(EXCERPT):
********************

For the original content analysis research conducted by the Project, the methodology follows.

Content Analysis Methodology

Sampling and Inclusion

There are two distinct categories of media that were studied as part of the Project’s 2004 Annual Report on the State of the News Media.

The first, Text-Based Media, included Newspapers, News Magazines, and Internet News Sites. Princeton Survey Research Associates International conducted coding for these media.

The second, Electronic Media, included both Broadcast Network and Cable Network News. ADT Research, publisher of the Tyndall Report, conducted coding for these media.

Each subcategory of media was subject to a specific methodological approach re: sampling and selection.

Text-Based Media


Newspaper Selection

Individual newspapers were selected to present a meaningful assessment of content widely available to the public. Selections were made on both a geographic and a demographic basis, as well as diversity of ownership.

First, Newspapers were divided into four quartiles based on daily circulation size: More than 750,000; 300,001 to 750,000; 100,001 to 300,000, and 100,000 and under.

For newspapers over 750,000, we selected four papers: USA Today, The Los Angeles Times, The New York Times and The Washington Post. (The Wall Street Journal, which also falls in this circulation category, was excluded as a specialty publication.)

Four newspapers were chosen in each of the remaining three categories. To ensure geographical diversity, each of the four newspapers within a circulation category was selected from a different geographic region of the United States. Regions were defined according to the parameters established by the U.S. Census Bureau.1

The newspapers in circulation groups 2, 3 and 4 were selected through the following process: First, using the Editor and Publisher Yearbook, a list of every daily newspaper in the United States was created. Each newspaper was assigned a random number. After resorting the list by the random number, newspapers were chosen by going down the list until all slots were filled. To be eligible for selection, a newspaper (a) must have a Sunday section, (b) must have its stories indexed in a news database in order to be available to coders and (c) must not be a tabloid. Newspapers not meeting these criteria were skipped over. In addition, an effort was made to ensure a range of owners was included. Those selected were:

Circulation Group 1
The Los Angeles Times
The New York Times
USA Today
The Washington Post

Circulation Group 2
The Arizona Republic (Phoenix)
The Boston Globe
The Detroit Free Press2
The St. Petersburg Times

Circulation Group 3
The Hartford Courant
The Kansas City Star
The Knoxville (Tenn.) News Sentinel
The Las Vegas Review-Journal

Circulation Group 4
The Albany (N.Y.) Times Union
The Corpus Christi (Texas) Caller-Times
The Modesto (Calif.) Bee
The Rockford (Ill.) Register

Newspaper Study – Operative Dates 2003
Random sampling was used to select a sample of individual days for the study. By choosing individual days rather than actual weeks, we hoped to provide a broader look at news coverage that more accurately represents the entire year. In order to account for variations related to the different days of the week, the 28 days that were sampled included 4 of each day of the week. Dates were chosen from January 1 to October 7, a span of 280 days. October 7 was the last eligible day in order to allow time for coding.

********************

(EXTRACTED RECORDS):

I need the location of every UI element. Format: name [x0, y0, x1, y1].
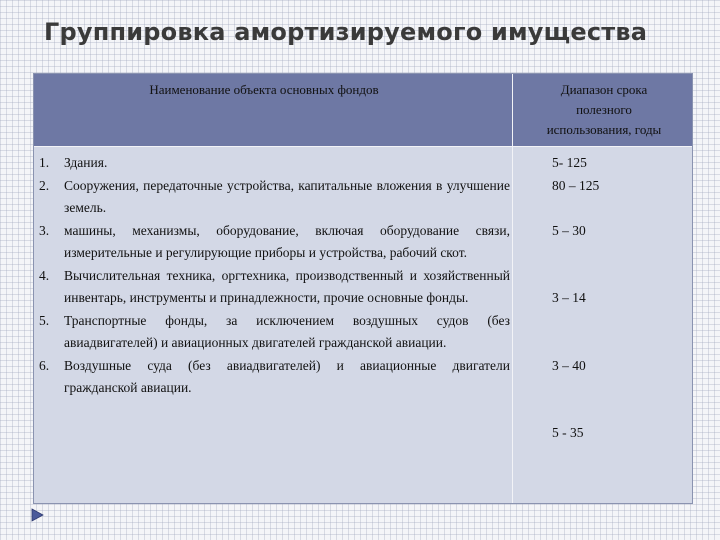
- header-useful-life: [518, 80, 690, 140]
- useful-life-value: 5 – 30: [552, 222, 586, 238]
- list-item: [34, 310, 510, 355]
- item-number: 5.: [39, 312, 50, 328]
- slide-title: Группировка амортизируемого имущества: [44, 18, 648, 46]
- table-header: [34, 74, 692, 146]
- item-text: Сооружения, передаточные устройства, капитальные вложения в улучшение земель.: [64, 177, 510, 215]
- item-number: 2.: [39, 177, 50, 193]
- item-text: Воздушные суда (без авиадвигателей) и авиационные двигатели гражданской авиации.: [64, 357, 510, 395]
- item-text: Здания.: [64, 155, 108, 170]
- list-item: [34, 265, 510, 310]
- list-item: [34, 220, 510, 265]
- asset-groups-list: [34, 152, 510, 400]
- useful-life-value: 5 - 35: [552, 425, 584, 440]
- column-divider: [512, 74, 513, 503]
- item-number: 3.: [39, 222, 50, 238]
- header-asset-name: Наименование объекта основных фондов: [149, 82, 379, 97]
- item-text: машины, механизмы, оборудование, включая оборудование связи, измерительные и регулирующие приборы и устройства, рабочий скот.: [64, 222, 510, 260]
- useful-life-value: 5- 125: [552, 155, 587, 170]
- useful-life-value: 3 – 14: [552, 290, 586, 305]
- item-number: 1.: [39, 155, 50, 170]
- item-text: Транспортные фонды, за исключением воздушных судов (без авиадвигателей) и авиационных двигателей гражданской авиации.: [64, 312, 510, 350]
- triangle-arrow-icon[interactable]: [30, 508, 44, 522]
- header-useful-life-line2: полезного: [576, 102, 632, 117]
- header-separator: [34, 146, 692, 147]
- list-item: [34, 355, 510, 400]
- list-item: [34, 175, 510, 220]
- item-text: Вычислительная техника, оргтехника, производственный и хозяйственный инвентарь, инструменты и принадлежности, прочие основные фонды.: [64, 267, 510, 305]
- item-number: 6.: [39, 357, 50, 373]
- header-useful-life-line3: использования, годы: [546, 122, 662, 137]
- list-item: [34, 152, 510, 175]
- item-number: 4.: [39, 267, 50, 283]
- header-useful-life-line1: Диапазон срока: [560, 82, 648, 97]
- useful-life-value: 80 – 125: [552, 177, 600, 193]
- assets-table: [33, 73, 693, 504]
- useful-life-value: 3 – 40: [552, 357, 586, 373]
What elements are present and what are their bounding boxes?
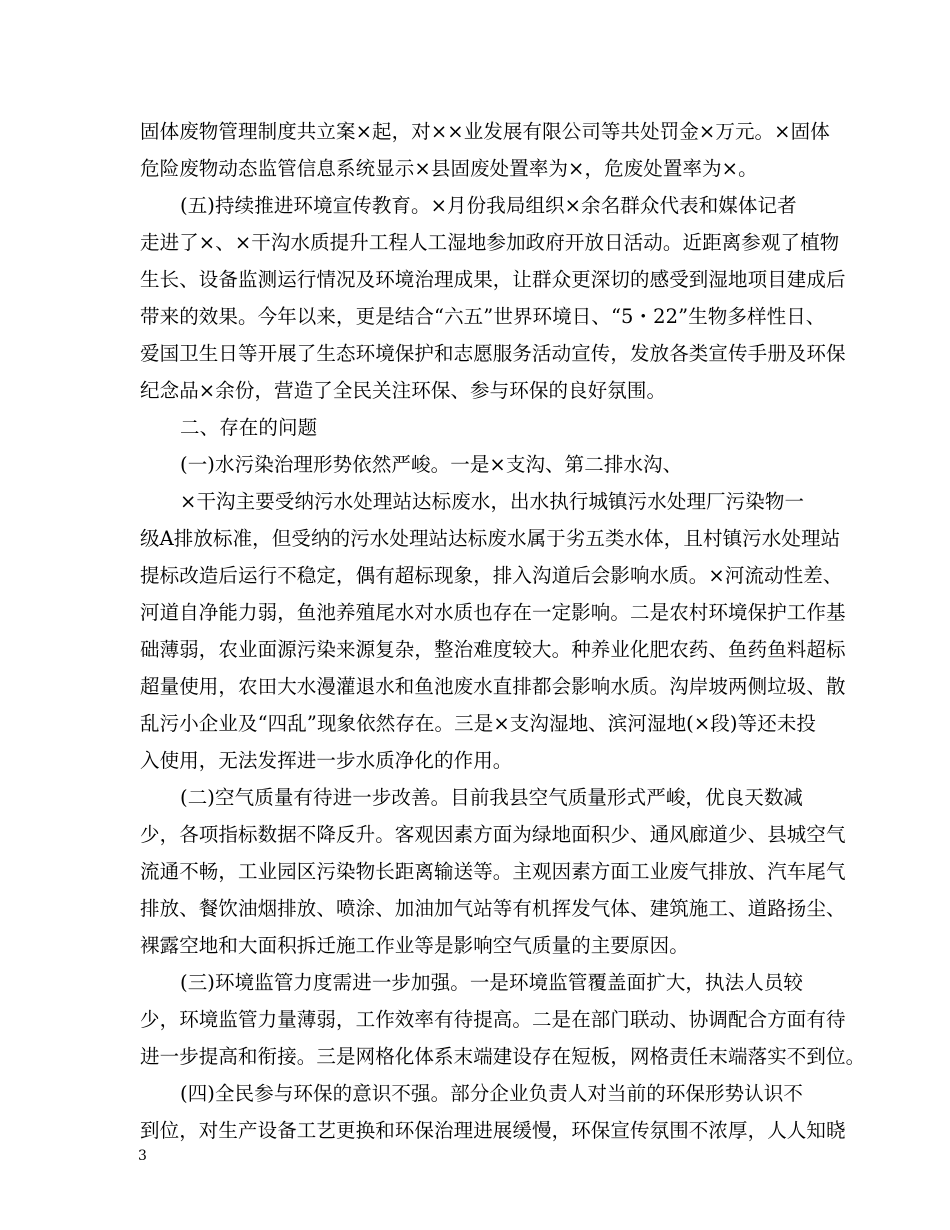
text-line: 生长、设备监测运行情况及环境治理成果，让群众更深切的感受到湿地项目建成后: [140, 268, 846, 291]
text-line: (三)环境监管力度需进一步加强。一是环境监管覆盖面扩大，执法人员较: [180, 971, 804, 994]
text-line: 级A排放标准，但受纳的污水处理站达标废水属于劣五类水体，且村镇污水处理站: [140, 527, 841, 550]
text-line: 排放、餐饮油烟排放、喷涂、加油加气站等有机挥发气体、建筑施工、道路扬尘、: [140, 897, 846, 920]
text-line: 到位，对生产设备工艺更换和环保治理进展缓慢，环保宣传氛围不浓厚，人人知晓: [140, 1119, 846, 1142]
text-line: 危险废物动态监管信息系统显示×县固废处置率为×，危废处置率为×。: [140, 157, 758, 180]
text-line: 带来的效果。今年以来，更是结合“六五”世界环境日、“5・22”生物多样性日、: [140, 305, 826, 328]
page-number: 3: [138, 1148, 147, 1164]
text-line: 裸露空地和大面积拆迁施工作业等是影响空气质量的主要原因。: [140, 934, 689, 957]
text-line: 少，各项指标数据不降反升。客观因素方面为绿地面积少、通风廊道少、县城空气: [140, 823, 846, 846]
section-heading: 二、存在的问题: [180, 416, 318, 439]
text-line: (五)持续推进环境宣传教育。×月份我局组织×余名群众代表和媒体记者: [180, 194, 797, 217]
text-line: (二)空气质量有待进一步改善。目前我县空气质量形式严峻，优良天数减: [180, 786, 804, 809]
text-line: 提标改造后运行不稳定，偶有超标现象，排入沟道后会影响水质。×河流动性差、: [140, 564, 843, 587]
text-line: 固体废物管理制度共立案×起，对××业发展有限公司等共处罚金×万元。×固体: [140, 120, 830, 143]
text-line: 爱国卫生日等开展了生态环境保护和志愿服务活动宣传，发放各类宣传手册及环保: [140, 342, 846, 365]
text-line: 走进了×、×干沟水质提升工程人工湿地参加政府开放日活动。近距离参观了植物: [140, 231, 840, 254]
text-line: 少，环境监管力量薄弱，工作效率有待提高。二是在部门联动、协调配合方面有待: [140, 1008, 846, 1031]
text-line: 进一步提高和衔接。三是网格化体系末端建设存在短板，网格责任末端落实不到位。: [140, 1045, 866, 1068]
text-line: 乱污小企业及“四乱”现象依然存在。三是×支沟湿地、滨河湿地(×段)等还未投: [140, 712, 817, 735]
text-line: 础薄弱，农业面源污染来源复杂，整治难度较大。种养业化肥农药、鱼药鱼料超标: [140, 638, 846, 661]
text-line: (一)水污染治理形势依然严峻。一是×支沟、第二排水沟、: [180, 453, 683, 476]
text-line: 流通不畅，工业园区污染物长距离输送等。主观因素方面工业废气排放、汽车尾气: [140, 860, 846, 883]
text-line: 纪念品×余份，营造了全民关注环保、参与环保的良好氛围。: [140, 379, 667, 402]
text-line: ×干沟主要受纳污水处理站达标废水，出水执行城镇污水处理厂污染物一: [180, 490, 805, 513]
text-line: (四)全民参与环保的意识不强。部分企业负责人对当前的环保形势认识不: [180, 1082, 804, 1105]
text-line: 河道自净能力弱，鱼池养殖尾水对水质也存在一定影响。二是农村环境保护工作基: [140, 601, 846, 624]
text-line: 超量使用，农田大水漫灌退水和鱼池废水直排都会影响水质。沟岸坡两侧垃圾、散: [140, 675, 846, 698]
text-line: 入使用，无法发挥进一步水质净化的作用。: [140, 749, 513, 772]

********************

(YOUR TASKS):
**1.** Copy the passage of the content analysis methodology excerpt word for word, everything from "The first, Text-Based" down to "100,000 and under.".
**2.** Repeat, character for character, the lines in the records from the line containing "- header-useful-life: [518, 80, 690, 140]" down to the line containing "- item-number: 3.: [39, 222, 50, 238]", including both of those lines and nothing else.

(COMPLETE ANSWERS):
**1.**
The first, Text-Based Media, included Newspapers, News Magazines, and Internet News Sites. Princeton Survey Research Associates International conducted coding for these media.

The second, Electronic Media, included both Broadcast Network and Cable Network News. ADT Research, publisher of the Tyndall Report, conducted coding for these media.

Each subcategory of media was subject to a specific methodological approach re: sampling and selection.

Text-Based Media


Newspaper Selection

Individual newspapers were selected to present a meaningful assessment of content widely available to the public. Selections were made on both a geographic and a demographic basis, as well as diversity of ownership.

First, Newspapers were divided into four quartiles based on daily circulation size: More than 750,000; 300,001 to 750,000; 100,001 to 300,000, and 100,000 and under.

**2.**
- header-useful-life: [518, 80, 690, 140]
- useful-life-value: 5 – 30: [552, 222, 586, 238]
- list-item: [34, 310, 510, 355]
- item-number: 5.: [39, 312, 50, 328]
- slide-title: Группировка амортизируемого имущества: [44, 18, 648, 46]
- table-header: [34, 74, 692, 146]
- item-text: Сооружения, передаточные устройства, капитальные вложения в улучшение земель.: [64, 177, 510, 215]
- item-number: 2.: [39, 177, 50, 193]
- item-text: Воздушные суда (без авиадвигателей) и авиационные двигатели гражданской авиации.: [64, 357, 510, 395]
- item-text: Здания.: [64, 155, 108, 170]
- list-item: [34, 265, 510, 310]
- list-item: [34, 220, 510, 265]
- asset-groups-list: [34, 152, 510, 400]
- useful-life-value: 5 - 35: [552, 425, 584, 440]
- column-divider: [512, 74, 513, 503]
- item-number: 3.: [39, 222, 50, 238]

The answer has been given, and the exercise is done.